WHAT YOU WILL DO
Print the entries below in their entirety, exactly as they are written.
Start
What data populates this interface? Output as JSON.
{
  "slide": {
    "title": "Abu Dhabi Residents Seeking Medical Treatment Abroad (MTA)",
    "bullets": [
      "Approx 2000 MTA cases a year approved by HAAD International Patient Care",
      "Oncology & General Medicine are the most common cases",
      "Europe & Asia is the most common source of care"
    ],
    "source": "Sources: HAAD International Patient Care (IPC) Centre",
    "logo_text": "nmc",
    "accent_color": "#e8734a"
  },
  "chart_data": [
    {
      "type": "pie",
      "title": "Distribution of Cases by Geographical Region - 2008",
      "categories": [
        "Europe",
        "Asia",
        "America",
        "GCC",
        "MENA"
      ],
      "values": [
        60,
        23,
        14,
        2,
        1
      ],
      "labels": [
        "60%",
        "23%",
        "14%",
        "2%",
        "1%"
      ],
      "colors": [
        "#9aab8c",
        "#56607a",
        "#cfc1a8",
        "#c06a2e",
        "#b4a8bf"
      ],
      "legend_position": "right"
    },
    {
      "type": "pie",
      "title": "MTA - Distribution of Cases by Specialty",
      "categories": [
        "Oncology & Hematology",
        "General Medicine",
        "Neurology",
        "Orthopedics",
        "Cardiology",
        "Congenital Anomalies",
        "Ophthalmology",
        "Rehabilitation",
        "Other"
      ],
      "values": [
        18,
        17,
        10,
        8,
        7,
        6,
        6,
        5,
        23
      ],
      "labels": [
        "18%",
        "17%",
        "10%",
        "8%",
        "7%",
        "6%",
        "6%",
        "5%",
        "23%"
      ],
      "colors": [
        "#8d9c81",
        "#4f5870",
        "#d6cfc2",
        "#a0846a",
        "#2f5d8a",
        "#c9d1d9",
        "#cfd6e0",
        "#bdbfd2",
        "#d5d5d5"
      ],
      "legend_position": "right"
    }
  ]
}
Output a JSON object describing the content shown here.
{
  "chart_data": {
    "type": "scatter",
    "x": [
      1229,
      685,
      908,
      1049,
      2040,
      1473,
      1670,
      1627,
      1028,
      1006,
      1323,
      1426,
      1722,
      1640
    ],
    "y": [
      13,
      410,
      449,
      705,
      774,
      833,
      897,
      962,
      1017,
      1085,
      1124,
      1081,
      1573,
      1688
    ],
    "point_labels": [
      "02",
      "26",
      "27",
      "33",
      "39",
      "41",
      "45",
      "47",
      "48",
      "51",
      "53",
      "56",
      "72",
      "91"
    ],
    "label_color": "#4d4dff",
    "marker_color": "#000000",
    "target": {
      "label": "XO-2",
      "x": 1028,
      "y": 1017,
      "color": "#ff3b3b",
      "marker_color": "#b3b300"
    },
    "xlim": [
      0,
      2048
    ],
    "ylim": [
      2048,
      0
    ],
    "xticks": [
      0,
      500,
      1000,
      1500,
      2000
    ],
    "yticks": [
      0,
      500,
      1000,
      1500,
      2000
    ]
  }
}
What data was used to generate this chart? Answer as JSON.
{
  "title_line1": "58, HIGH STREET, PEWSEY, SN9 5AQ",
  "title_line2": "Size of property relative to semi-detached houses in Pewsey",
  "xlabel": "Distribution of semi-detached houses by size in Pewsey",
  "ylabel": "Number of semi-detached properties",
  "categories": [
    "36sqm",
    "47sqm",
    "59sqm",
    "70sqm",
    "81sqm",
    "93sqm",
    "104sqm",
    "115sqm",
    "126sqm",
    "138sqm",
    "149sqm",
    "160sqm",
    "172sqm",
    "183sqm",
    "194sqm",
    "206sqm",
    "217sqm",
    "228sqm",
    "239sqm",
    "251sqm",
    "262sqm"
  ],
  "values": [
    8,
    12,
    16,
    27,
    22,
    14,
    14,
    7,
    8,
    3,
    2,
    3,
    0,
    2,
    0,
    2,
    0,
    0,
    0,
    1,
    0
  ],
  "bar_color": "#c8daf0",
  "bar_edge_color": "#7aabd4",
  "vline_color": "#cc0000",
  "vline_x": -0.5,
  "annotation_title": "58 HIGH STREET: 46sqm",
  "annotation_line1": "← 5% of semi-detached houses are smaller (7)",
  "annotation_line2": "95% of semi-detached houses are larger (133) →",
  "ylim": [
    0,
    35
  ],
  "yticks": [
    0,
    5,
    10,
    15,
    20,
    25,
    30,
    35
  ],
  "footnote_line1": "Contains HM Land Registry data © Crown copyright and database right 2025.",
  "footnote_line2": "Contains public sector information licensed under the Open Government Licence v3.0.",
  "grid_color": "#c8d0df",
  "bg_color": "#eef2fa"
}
End
RESPONSE FOR THIS EXERCISE
What data populates this interface? Output as JSON.
{
  "slide": {
    "title": "Abu Dhabi Residents Seeking Medical Treatment Abroad (MTA)",
    "bullets": [
      "Approx 2000 MTA cases a year approved by HAAD International Patient Care",
      "Oncology & General Medicine are the most common cases",
      "Europe & Asia is the most common source of care"
    ],
    "source": "Sources: HAAD International Patient Care (IPC) Centre",
    "logo_text": "nmc",
    "accent_color": "#e8734a"
  },
  "chart_data": [
    {
      "type": "pie",
      "title": "Distribution of Cases by Geographical Region - 2008",
      "categories": [
        "Europe",
        "Asia",
        "America",
        "GCC",
        "MENA"
      ],
      "values": [
        60,
        23,
        14,
        2,
        1
      ],
      "labels": [
        "60%",
        "23%",
        "14%",
        "2%",
        "1%"
      ],
      "colors": [
        "#9aab8c",
        "#56607a",
        "#cfc1a8",
        "#c06a2e",
        "#b4a8bf"
      ],
      "legend_position": "right"
    },
    {
      "type": "pie",
      "title": "MTA - Distribution of Cases by Specialty",
      "categories": [
        "Oncology & Hematology",
        "General Medicine",
        "Neurology",
        "Orthopedics",
        "Cardiology",
        "Congenital Anomalies",
        "Ophthalmology",
        "Rehabilitation",
        "Other"
      ],
      "values": [
        18,
        17,
        10,
        8,
        7,
        6,
        6,
        5,
        23
      ],
      "labels": [
        "18%",
        "17%",
        "10%",
        "8%",
        "7%",
        "6%",
        "6%",
        "5%",
        "23%"
      ],
      "colors": [
        "#8d9c81",
        "#4f5870",
        "#d6cfc2",
        "#a0846a",
        "#2f5d8a",
        "#c9d1d9",
        "#cfd6e0",
        "#bdbfd2",
        "#d5d5d5"
      ],
      "legend_position": "right"
    }
  ]
}
Output a JSON object describing the content shown here.
{
  "chart_data": {
    "type": "scatter",
    "x": [
      1229,
      685,
      908,
      1049,
      2040,
      1473,
      1670,
      1627,
      1028,
      1006,
      1323,
      1426,
      1722,
      1640
    ],
    "y": [
      13,
      410,
      449,
      705,
      774,
      833,
      897,
      962,
      1017,
      1085,
      1124,
      1081,
      1573,
      1688
    ],
    "point_labels": [
      "02",
      "26",
      "27",
      "33",
      "39",
      "41",
      "45",
      "47",
      "48",
      "51",
      "53",
      "56",
      "72",
      "91"
    ],
    "label_color": "#4d4dff",
    "marker_color": "#000000",
    "target": {
      "label": "XO-2",
      "x": 1028,
      "y": 1017,
      "color": "#ff3b3b",
      "marker_color": "#b3b300"
    },
    "xlim": [
      0,
      2048
    ],
    "ylim": [
      2048,
      0
    ],
    "xticks": [
      0,
      500,
      1000,
      1500,
      2000
    ],
    "yticks": [
      0,
      500,
      1000,
      1500,
      2000
    ]
  }
}
What data was used to generate this chart? Answer as JSON.
{
  "title_line1": "58, HIGH STREET, PEWSEY, SN9 5AQ",
  "title_line2": "Size of property relative to semi-detached houses in Pewsey",
  "xlabel": "Distribution of semi-detached houses by size in Pewsey",
  "ylabel": "Number of semi-detached properties",
  "categories": [
    "36sqm",
    "47sqm",
    "59sqm",
    "70sqm",
    "81sqm",
    "93sqm",
    "104sqm",
    "115sqm",
    "126sqm",
    "138sqm",
    "149sqm",
    "160sqm",
    "172sqm",
    "183sqm",
    "194sqm",
    "206sqm",
    "217sqm",
    "228sqm",
    "239sqm",
    "251sqm",
    "262sqm"
  ],
  "values": [
    8,
    12,
    16,
    27,
    22,
    14,
    14,
    7,
    8,
    3,
    2,
    3,
    0,
    2,
    0,
    2,
    0,
    0,
    0,
    1,
    0
  ],
  "bar_color": "#c8daf0",
  "bar_edge_color": "#7aabd4",
  "vline_color": "#cc0000",
  "vline_x": -0.5,
  "annotation_title": "58 HIGH STREET: 46sqm",
  "annotation_line1": "← 5% of semi-detached houses are smaller (7)",
  "annotation_line2": "95% of semi-detached houses are larger (133) →",
  "ylim": [
    0,
    35
  ],
  "yticks": [
    0,
    5,
    10,
    15,
    20,
    25,
    30,
    35
  ],
  "footnote_line1": "Contains HM Land Registry data © Crown copyright and database right 2025.",
  "footnote_line2": "Contains public sector information licensed under the Open Government Licence v3.0.",
  "grid_color": "#c8d0df",
  "bg_color": "#eef2fa"
}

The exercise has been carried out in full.